Begin EXTRACTED ENTRIES
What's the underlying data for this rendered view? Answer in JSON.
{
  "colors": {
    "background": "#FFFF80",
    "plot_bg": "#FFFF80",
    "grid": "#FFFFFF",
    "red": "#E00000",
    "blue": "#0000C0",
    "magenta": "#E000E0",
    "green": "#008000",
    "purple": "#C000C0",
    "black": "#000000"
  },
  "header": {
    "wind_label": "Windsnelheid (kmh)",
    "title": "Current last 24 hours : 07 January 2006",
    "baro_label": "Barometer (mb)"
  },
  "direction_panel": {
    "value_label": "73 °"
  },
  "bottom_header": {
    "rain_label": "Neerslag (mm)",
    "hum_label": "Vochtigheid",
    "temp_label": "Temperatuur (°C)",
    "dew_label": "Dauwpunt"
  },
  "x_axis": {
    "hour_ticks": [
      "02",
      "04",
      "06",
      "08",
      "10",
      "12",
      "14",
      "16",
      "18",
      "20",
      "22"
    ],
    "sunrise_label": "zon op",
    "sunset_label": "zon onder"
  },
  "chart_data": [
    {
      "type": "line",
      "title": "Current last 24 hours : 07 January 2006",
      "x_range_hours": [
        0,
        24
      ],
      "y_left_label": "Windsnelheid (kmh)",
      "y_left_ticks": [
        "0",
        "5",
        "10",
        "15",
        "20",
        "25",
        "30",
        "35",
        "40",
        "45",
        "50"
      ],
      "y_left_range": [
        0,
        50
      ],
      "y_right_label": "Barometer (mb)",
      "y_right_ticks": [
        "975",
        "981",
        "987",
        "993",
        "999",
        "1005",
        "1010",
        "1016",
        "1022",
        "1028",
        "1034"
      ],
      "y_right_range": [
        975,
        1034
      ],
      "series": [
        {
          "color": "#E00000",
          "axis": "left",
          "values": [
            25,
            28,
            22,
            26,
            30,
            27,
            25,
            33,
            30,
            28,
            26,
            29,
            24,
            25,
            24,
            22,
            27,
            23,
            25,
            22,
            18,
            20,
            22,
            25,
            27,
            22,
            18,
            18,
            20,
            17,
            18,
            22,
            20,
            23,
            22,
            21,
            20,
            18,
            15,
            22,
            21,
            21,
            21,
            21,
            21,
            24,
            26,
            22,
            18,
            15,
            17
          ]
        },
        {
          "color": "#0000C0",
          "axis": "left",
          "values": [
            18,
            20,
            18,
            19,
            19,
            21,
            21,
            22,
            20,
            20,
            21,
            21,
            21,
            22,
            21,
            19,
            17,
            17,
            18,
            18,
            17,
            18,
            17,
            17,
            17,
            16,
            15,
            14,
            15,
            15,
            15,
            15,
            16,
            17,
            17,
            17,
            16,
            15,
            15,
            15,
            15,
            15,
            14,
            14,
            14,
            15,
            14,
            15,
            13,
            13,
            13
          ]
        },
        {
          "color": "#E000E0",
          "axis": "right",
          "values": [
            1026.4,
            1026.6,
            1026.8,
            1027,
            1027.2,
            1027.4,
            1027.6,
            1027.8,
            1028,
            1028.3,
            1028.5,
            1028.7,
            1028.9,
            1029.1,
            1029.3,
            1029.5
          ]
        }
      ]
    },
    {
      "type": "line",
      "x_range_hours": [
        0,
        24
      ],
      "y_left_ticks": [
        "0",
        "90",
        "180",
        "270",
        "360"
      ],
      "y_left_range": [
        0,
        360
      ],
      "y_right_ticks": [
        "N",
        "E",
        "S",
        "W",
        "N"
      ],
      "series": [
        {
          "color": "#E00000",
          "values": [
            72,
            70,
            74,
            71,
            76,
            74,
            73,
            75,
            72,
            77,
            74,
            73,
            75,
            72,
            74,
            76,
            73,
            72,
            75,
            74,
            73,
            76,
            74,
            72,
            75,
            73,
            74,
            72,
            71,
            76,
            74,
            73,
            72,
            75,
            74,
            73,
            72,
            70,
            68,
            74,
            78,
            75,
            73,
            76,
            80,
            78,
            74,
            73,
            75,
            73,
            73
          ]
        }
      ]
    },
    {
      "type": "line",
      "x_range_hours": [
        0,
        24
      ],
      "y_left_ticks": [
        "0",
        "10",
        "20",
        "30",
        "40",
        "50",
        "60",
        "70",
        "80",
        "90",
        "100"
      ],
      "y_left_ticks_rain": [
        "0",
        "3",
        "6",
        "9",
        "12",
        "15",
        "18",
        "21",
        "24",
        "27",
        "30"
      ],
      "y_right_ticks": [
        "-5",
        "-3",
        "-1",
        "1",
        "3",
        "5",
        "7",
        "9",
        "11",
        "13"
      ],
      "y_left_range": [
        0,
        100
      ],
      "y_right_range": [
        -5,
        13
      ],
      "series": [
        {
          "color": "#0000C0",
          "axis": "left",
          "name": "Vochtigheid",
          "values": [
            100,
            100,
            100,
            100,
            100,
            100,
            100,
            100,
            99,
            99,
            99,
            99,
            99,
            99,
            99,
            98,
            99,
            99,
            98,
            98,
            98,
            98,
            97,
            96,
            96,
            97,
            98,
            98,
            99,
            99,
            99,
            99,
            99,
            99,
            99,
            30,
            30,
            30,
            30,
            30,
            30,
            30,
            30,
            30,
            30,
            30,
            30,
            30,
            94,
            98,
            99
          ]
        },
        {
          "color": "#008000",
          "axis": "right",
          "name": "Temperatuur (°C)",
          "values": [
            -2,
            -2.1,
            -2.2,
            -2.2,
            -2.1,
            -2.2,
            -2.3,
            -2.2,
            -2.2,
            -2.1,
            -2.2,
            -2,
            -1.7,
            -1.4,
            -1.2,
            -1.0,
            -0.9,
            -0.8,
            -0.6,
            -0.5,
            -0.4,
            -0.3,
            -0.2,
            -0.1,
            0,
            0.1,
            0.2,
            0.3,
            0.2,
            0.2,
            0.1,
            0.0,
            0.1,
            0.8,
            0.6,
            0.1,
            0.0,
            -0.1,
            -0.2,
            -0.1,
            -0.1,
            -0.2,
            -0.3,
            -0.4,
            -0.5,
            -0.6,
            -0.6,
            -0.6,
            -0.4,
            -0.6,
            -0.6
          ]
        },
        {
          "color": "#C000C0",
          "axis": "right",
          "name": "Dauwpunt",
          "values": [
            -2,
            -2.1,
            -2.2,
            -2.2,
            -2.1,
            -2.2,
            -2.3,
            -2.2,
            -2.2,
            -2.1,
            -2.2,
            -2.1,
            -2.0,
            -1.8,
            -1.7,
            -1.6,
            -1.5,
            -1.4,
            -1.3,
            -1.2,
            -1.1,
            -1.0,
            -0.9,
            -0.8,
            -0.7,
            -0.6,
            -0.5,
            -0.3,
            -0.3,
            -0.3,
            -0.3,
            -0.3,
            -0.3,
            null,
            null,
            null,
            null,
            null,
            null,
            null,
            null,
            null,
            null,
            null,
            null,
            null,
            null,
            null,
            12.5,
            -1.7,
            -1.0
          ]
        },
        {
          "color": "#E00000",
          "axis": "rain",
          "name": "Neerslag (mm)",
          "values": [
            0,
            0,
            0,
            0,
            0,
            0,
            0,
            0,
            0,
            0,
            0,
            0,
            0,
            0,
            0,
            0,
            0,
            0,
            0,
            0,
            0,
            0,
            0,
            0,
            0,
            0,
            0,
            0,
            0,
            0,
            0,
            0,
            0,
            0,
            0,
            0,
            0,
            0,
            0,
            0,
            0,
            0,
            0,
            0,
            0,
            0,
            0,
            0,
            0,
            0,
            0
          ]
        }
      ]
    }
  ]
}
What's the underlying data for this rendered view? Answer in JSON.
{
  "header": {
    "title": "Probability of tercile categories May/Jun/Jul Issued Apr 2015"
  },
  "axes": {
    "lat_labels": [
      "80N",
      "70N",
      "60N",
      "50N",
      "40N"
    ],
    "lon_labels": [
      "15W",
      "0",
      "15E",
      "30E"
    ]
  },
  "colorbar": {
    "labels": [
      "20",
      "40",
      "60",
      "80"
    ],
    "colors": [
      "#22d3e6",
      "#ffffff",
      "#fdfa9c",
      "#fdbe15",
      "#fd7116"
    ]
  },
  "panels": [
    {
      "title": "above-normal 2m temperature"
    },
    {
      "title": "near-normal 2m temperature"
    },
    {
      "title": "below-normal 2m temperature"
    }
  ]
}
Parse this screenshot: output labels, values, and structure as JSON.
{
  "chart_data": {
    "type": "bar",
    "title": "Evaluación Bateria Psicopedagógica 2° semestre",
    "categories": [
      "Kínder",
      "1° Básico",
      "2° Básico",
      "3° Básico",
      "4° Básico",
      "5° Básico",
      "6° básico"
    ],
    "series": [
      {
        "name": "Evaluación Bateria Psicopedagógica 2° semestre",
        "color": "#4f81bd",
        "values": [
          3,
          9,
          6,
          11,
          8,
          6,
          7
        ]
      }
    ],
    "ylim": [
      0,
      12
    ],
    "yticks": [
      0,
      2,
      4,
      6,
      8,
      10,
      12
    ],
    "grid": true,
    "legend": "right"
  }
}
End EXTRACTED ENTRIES
STATED PROBLEM:
Return exactly the lines from the one containing "Parse this screenshot: output" to the last line of the data, and nothing more.

REPLY:
Parse this screenshot: output labels, values, and structure as JSON.
{
  "chart_data": {
    "type": "bar",
    "title": "Evaluación Bateria Psicopedagógica 2° semestre",
    "categories": [
      "Kínder",
      "1° Básico",
      "2° Básico",
      "3° Básico",
      "4° Básico",
      "5° Básico",
      "6° básico"
    ],
    "series": [
      {
        "name": "Evaluación Bateria Psicopedagógica 2° semestre",
        "color": "#4f81bd",
        "values": [
          3,
          9,
          6,
          11,
          8,
          6,
          7
        ]
      }
    ],
    "ylim": [
      0,
      12
    ],
    "yticks": [
      0,
      2,
      4,
      6,
      8,
      10,
      12
    ],
    "grid": true,
    "legend": "right"
  }
}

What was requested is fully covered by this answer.